Rename every instance of "data-point" in these lines as "data-marker", and reproduce the lines with everything else left unchanged.

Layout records
= = = = =
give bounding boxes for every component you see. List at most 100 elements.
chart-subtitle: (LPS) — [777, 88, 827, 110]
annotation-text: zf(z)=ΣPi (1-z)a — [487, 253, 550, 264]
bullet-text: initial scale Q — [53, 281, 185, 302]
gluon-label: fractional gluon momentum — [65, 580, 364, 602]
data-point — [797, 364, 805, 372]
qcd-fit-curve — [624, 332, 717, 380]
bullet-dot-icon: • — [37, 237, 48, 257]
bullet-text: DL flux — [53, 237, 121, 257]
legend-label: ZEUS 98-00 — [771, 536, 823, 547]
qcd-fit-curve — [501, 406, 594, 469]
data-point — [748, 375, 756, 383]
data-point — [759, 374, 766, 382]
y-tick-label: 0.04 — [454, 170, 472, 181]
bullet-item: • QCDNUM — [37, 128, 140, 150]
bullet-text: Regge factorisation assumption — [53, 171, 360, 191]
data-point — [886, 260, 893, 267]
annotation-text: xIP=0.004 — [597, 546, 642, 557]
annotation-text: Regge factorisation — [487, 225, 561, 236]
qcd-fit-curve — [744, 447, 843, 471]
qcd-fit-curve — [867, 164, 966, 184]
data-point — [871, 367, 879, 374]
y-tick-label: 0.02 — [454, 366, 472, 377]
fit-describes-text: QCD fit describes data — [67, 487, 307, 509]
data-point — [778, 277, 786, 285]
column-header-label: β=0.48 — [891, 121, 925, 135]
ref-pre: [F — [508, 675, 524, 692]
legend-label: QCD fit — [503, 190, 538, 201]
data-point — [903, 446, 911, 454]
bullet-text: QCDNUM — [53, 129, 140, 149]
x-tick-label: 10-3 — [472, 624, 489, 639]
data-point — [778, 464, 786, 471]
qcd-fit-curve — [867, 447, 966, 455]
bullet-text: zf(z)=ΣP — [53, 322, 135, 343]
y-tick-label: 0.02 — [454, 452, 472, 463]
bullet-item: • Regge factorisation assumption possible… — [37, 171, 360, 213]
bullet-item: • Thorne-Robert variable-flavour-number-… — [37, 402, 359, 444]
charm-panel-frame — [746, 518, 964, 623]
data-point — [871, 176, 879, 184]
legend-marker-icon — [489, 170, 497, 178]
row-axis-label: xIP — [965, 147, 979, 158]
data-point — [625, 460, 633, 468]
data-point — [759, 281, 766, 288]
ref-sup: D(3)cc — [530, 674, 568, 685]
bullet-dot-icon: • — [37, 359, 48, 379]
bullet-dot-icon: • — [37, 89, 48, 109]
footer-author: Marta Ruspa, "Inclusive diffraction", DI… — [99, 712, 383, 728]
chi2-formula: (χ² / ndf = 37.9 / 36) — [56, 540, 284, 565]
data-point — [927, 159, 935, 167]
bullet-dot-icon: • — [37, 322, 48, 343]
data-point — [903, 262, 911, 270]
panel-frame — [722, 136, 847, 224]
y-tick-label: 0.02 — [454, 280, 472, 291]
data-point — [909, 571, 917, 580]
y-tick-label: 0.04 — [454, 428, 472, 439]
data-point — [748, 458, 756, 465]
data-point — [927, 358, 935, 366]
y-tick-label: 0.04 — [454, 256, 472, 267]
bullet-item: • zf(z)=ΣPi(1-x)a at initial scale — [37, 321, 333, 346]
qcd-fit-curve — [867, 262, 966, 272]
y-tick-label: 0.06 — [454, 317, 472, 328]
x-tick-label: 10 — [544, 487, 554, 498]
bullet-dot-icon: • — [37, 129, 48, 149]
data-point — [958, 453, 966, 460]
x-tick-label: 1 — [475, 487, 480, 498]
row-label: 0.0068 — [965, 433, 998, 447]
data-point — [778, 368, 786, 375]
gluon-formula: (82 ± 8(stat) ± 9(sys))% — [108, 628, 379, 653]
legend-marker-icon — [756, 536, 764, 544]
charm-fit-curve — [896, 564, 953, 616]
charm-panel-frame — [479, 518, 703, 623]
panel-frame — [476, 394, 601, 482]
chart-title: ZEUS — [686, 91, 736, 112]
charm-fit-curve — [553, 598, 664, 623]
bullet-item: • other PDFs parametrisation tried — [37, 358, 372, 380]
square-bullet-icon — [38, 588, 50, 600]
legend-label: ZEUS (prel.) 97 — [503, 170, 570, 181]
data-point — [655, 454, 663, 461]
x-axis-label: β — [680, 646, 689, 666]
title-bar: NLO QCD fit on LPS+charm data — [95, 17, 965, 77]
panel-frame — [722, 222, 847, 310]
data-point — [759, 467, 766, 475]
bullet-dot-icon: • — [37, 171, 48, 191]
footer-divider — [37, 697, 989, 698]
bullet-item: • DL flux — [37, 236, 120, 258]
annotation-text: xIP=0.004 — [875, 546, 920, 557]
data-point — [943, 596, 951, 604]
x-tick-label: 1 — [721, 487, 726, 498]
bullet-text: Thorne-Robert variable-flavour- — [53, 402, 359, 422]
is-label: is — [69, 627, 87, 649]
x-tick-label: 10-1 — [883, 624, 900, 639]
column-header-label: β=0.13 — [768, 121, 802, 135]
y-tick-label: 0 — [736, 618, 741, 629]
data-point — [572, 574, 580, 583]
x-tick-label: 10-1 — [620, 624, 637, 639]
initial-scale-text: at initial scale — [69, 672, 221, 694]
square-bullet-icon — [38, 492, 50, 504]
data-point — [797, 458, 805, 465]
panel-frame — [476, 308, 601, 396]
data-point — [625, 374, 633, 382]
= = = = =
Solved exercise.
give bounding boxes for every component you see. List at most 100 elements.
chart-subtitle: (LPS) — [777, 88, 827, 110]
annotation-text: zf(z)=ΣPi (1-z)a — [487, 253, 550, 264]
bullet-text: initial scale Q — [53, 281, 185, 302]
gluon-label: fractional gluon momentum — [65, 580, 364, 602]
data-marker — [797, 364, 805, 372]
qcd-fit-curve — [624, 332, 717, 380]
bullet-dot-icon: • — [37, 237, 48, 257]
bullet-text: DL flux — [53, 237, 121, 257]
legend-label: ZEUS 98-00 — [771, 536, 823, 547]
qcd-fit-curve — [501, 406, 594, 469]
data-marker — [748, 375, 756, 383]
data-marker — [759, 374, 766, 382]
y-tick-label: 0.04 — [454, 170, 472, 181]
bullet-item: • QCDNUM — [37, 128, 140, 150]
bullet-text: Regge factorisation assumption — [53, 171, 360, 191]
data-marker — [886, 260, 893, 267]
annotation-text: xIP=0.004 — [597, 546, 642, 557]
annotation-text: Regge factorisation — [487, 225, 561, 236]
qcd-fit-curve — [744, 447, 843, 471]
qcd-fit-curve — [867, 164, 966, 184]
data-marker — [871, 367, 879, 374]
y-tick-label: 0.02 — [454, 366, 472, 377]
fit-describes-text: QCD fit describes data — [67, 487, 307, 509]
data-marker — [778, 277, 786, 285]
column-header-label: β=0.48 — [891, 121, 925, 135]
ref-pre: [F — [508, 675, 524, 692]
legend-label: QCD fit — [503, 190, 538, 201]
data-marker — [903, 446, 911, 454]
bullet-text: QCDNUM — [53, 129, 140, 149]
x-tick-label: 10-3 — [472, 624, 489, 639]
data-marker — [778, 464, 786, 471]
qcd-fit-curve — [867, 447, 966, 455]
bullet-text: zf(z)=ΣP — [53, 322, 135, 343]
y-tick-label: 0.02 — [454, 452, 472, 463]
bullet-item: • Regge factorisation assumption possible… — [37, 171, 360, 213]
bullet-item: • Thorne-Robert variable-flavour-number-… — [37, 402, 359, 444]
charm-panel-frame — [746, 518, 964, 623]
data-marker — [871, 176, 879, 184]
legend-marker-icon — [489, 170, 497, 178]
row-axis-label: xIP — [965, 147, 979, 158]
data-marker — [625, 460, 633, 468]
data-marker — [759, 281, 766, 288]
ref-sup: D(3)cc — [530, 674, 568, 685]
bullet-dot-icon: • — [37, 359, 48, 379]
bullet-dot-icon: • — [37, 89, 48, 109]
footer-author: Marta Ruspa, "Inclusive diffraction", DI… — [99, 712, 383, 728]
chi2-formula: (χ² / ndf = 37.9 / 36) — [56, 540, 284, 565]
data-marker — [927, 159, 935, 167]
bullet-dot-icon: • — [37, 322, 48, 343]
data-marker — [903, 262, 911, 270]
panel-frame — [722, 136, 847, 224]
y-tick-label: 0.02 — [454, 280, 472, 291]
data-marker — [909, 571, 917, 580]
y-tick-label: 0.04 — [454, 428, 472, 439]
data-marker — [748, 458, 756, 465]
data-marker — [927, 358, 935, 366]
y-tick-label: 0.04 — [454, 256, 472, 267]
bullet-item: • zf(z)=ΣPi(1-x)a at initial scale — [37, 321, 333, 346]
qcd-fit-curve — [867, 262, 966, 272]
y-tick-label: 0.06 — [454, 317, 472, 328]
x-tick-label: 10 — [544, 487, 554, 498]
bullet-dot-icon: • — [37, 129, 48, 149]
data-marker — [958, 453, 966, 460]
x-tick-label: 1 — [475, 487, 480, 498]
row-label: 0.0068 — [965, 433, 998, 447]
data-marker — [778, 368, 786, 375]
gluon-formula: (82 ± 8(stat) ± 9(sys))% — [108, 628, 379, 653]
legend-marker-icon — [756, 536, 764, 544]
charm-fit-curve — [896, 564, 953, 616]
charm-panel-frame — [479, 518, 703, 623]
panel-frame — [476, 394, 601, 482]
chart-title: ZEUS — [686, 91, 736, 112]
charm-fit-curve — [553, 598, 664, 623]
bullet-item: • other PDFs parametrisation tried — [37, 358, 372, 380]
square-bullet-icon — [38, 588, 50, 600]
legend-label: ZEUS (prel.) 97 — [503, 170, 570, 181]
data-marker — [655, 454, 663, 461]
x-axis-label: β — [680, 646, 689, 666]
title-bar: NLO QCD fit on LPS+charm data — [95, 17, 965, 77]
panel-frame — [722, 222, 847, 310]
data-marker — [759, 467, 766, 475]
bullet-dot-icon: • — [37, 171, 48, 191]
footer-divider — [37, 697, 989, 698]
bullet-item: • DL flux — [37, 236, 120, 258]
annotation-text: xIP=0.004 — [875, 546, 920, 557]
data-marker — [943, 596, 951, 604]
x-tick-label: 1 — [721, 487, 726, 498]
bullet-text: Thorne-Robert variable-flavour- — [53, 402, 359, 422]
is-label: is — [69, 627, 87, 649]
x-tick-label: 10-1 — [883, 624, 900, 639]
column-header-label: β=0.13 — [768, 121, 802, 135]
y-tick-label: 0 — [736, 618, 741, 629]
data-marker — [572, 574, 580, 583]
x-tick-label: 10-1 — [620, 624, 637, 639]
initial-scale-text: at initial scale — [69, 672, 221, 694]
square-bullet-icon — [38, 492, 50, 504]
data-marker — [797, 458, 805, 465]
panel-frame — [476, 308, 601, 396]
data-marker — [625, 374, 633, 382]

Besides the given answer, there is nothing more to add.